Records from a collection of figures
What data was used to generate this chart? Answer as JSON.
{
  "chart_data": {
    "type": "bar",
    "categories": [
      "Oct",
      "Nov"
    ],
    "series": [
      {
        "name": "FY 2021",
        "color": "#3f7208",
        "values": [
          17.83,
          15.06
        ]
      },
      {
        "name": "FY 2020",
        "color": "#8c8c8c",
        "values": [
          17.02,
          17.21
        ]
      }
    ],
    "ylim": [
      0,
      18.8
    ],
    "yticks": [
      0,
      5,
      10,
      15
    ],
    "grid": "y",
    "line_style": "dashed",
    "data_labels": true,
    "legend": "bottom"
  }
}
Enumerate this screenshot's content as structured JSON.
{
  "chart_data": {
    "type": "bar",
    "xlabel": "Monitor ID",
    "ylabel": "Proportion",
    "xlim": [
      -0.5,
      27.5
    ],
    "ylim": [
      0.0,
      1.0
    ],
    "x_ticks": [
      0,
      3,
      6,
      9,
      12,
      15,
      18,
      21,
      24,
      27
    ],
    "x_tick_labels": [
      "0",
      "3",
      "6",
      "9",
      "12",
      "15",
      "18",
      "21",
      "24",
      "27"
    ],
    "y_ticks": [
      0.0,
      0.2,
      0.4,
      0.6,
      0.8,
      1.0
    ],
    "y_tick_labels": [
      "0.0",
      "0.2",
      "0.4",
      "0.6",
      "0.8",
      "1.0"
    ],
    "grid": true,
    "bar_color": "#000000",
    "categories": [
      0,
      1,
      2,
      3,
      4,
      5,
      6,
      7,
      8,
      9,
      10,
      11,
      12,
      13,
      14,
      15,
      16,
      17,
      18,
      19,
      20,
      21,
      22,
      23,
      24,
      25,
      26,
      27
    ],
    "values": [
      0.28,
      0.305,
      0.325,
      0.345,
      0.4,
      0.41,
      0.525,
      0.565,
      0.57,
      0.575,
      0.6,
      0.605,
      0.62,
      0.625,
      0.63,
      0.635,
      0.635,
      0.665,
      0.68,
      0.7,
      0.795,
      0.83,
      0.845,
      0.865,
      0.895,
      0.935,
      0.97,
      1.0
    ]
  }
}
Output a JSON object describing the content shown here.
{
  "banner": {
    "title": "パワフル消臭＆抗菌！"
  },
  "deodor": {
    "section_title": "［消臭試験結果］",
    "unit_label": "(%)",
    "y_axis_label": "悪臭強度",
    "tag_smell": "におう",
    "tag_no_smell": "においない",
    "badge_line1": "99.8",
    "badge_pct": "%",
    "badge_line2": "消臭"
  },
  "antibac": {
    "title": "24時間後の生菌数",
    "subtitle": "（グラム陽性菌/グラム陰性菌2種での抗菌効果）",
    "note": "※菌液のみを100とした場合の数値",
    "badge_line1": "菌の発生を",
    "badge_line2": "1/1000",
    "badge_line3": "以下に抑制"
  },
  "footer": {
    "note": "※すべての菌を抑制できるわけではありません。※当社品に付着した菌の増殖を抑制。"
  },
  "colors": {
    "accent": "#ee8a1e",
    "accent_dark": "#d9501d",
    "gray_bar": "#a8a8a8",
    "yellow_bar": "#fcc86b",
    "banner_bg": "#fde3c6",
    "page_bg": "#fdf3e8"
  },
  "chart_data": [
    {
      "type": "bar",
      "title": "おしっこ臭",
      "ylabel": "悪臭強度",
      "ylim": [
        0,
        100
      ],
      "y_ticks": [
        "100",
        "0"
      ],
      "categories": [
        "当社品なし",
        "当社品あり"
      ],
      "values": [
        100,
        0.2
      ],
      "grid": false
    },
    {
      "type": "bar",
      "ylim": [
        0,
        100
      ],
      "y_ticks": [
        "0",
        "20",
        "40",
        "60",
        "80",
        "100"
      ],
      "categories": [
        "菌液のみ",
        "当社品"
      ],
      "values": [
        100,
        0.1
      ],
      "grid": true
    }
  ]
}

# Directive:
Report how many lines of the records above contain the word "true", and give only that number.

# Response:
3